Am Montag, 22. März 2004 19:30 schrieb Sven Hoexter:
> On Mon, Mar 22, 2004 at 06:57:39PM +0100, Giacomo Mulas wrote:
> > 	There is a \begin{sarcasm} nice \end{sarcasm} article in
> > linuxworld Australia (see
> > http://www.linuxworld.com.au/index.php/id;1607539824;fp;2;fpid;1) which,
> > among other things, claims that "Debian (Debian GNU/Linux) has left
> > vulnerabilities there and didn't release any patches for them". 

Imho this article is about 90% percent correct - 95% percent if you ignore the 
marketing waste.
5% not, because the article put specific facts into general. The debian 
distribution in whole is an easy target for hackers. The point is: If you 
want to built a secure operating system you have to know exactly what you are 
doing. What are the current vuln of the program I'm currently installing? 
What do I have to do to work around them? Are there any known bugs? What does 
the changelog say about these version? Have all fixes been backported to 
debian?
The mozilla problem is one of the best examples what debian is into. If you 
trust in the ability of the debian project to release a secure distribution 
you are a fool!

But the point is: what's the alternative? If $big_fat_distributer is crippled 
by its own release policy or profit making intention - they will _NEVER_ be 
secure.
Debian might be more secure, if they recognise, that security gathered 
importance.
btw. There was / is / won't be any absolutly secure operating system, covering 
the needs of an ordinary modern server.

>
> Well a week ago or so we had a longer discussion here about open bugs left
> in the ancient mozilla version in woody.

discussion without conclusion I must admit - sadly.

▸ **The records**

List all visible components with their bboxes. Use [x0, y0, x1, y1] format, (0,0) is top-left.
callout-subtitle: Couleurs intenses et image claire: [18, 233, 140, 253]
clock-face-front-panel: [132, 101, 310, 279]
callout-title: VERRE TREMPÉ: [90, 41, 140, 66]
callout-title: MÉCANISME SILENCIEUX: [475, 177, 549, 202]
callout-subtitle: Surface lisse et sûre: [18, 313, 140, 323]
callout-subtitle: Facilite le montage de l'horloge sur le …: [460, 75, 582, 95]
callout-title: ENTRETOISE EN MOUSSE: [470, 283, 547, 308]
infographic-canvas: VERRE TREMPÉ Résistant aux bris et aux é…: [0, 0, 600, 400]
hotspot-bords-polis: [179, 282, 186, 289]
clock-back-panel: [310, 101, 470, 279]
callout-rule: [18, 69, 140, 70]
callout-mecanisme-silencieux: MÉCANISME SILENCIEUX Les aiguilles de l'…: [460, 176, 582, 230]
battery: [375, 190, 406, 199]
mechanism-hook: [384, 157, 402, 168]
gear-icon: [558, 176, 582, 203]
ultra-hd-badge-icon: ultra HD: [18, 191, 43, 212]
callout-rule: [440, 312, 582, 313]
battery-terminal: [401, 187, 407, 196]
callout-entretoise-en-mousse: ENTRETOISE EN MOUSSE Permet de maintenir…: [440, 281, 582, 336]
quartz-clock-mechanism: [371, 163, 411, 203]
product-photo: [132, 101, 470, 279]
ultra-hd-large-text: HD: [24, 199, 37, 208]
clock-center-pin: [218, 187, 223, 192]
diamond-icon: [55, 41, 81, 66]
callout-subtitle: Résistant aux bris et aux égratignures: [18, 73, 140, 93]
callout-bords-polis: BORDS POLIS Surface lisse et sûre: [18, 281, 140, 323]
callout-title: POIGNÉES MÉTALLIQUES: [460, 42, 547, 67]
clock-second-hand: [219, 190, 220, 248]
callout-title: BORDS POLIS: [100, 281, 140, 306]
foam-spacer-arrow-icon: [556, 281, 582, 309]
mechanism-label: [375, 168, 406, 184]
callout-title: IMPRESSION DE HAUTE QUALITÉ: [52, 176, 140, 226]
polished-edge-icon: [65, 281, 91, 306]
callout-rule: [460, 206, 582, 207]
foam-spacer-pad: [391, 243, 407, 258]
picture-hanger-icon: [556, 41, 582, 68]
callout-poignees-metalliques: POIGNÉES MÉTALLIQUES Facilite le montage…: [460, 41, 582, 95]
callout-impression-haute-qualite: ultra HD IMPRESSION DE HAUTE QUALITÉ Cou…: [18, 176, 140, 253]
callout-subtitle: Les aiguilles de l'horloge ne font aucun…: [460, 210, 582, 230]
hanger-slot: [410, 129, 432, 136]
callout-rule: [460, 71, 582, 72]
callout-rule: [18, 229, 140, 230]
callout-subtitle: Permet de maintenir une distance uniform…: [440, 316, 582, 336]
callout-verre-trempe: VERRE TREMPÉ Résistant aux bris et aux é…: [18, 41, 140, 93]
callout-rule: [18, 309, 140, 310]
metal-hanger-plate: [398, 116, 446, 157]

▸ **Problems to solve**
A – Decide whether each statement agrees with the post about Debian security, answering yes or no and quoting the words of the post that settle it: (i) The writer rates the article as about 90% correct. (ii) The earlier discussion of open mozilla bugs reached a conclusion. (iii) The writer holds that an absolutely secure operating system for an ordinary modern server can exist.
B – Count the lines in the records that contain the string "foam", and give only the number.
The post and the records come from unrelated sources.

▸ **Final results**
A –
(i) Yes: "Imho this article is about 90% percent correct"
(ii) No: "discussion without conclusion I must admit - sadly."
(iii) No: "There was / is / won't be any absolutly secure operating system, covering the needs of an ordinary modern server."

B – 2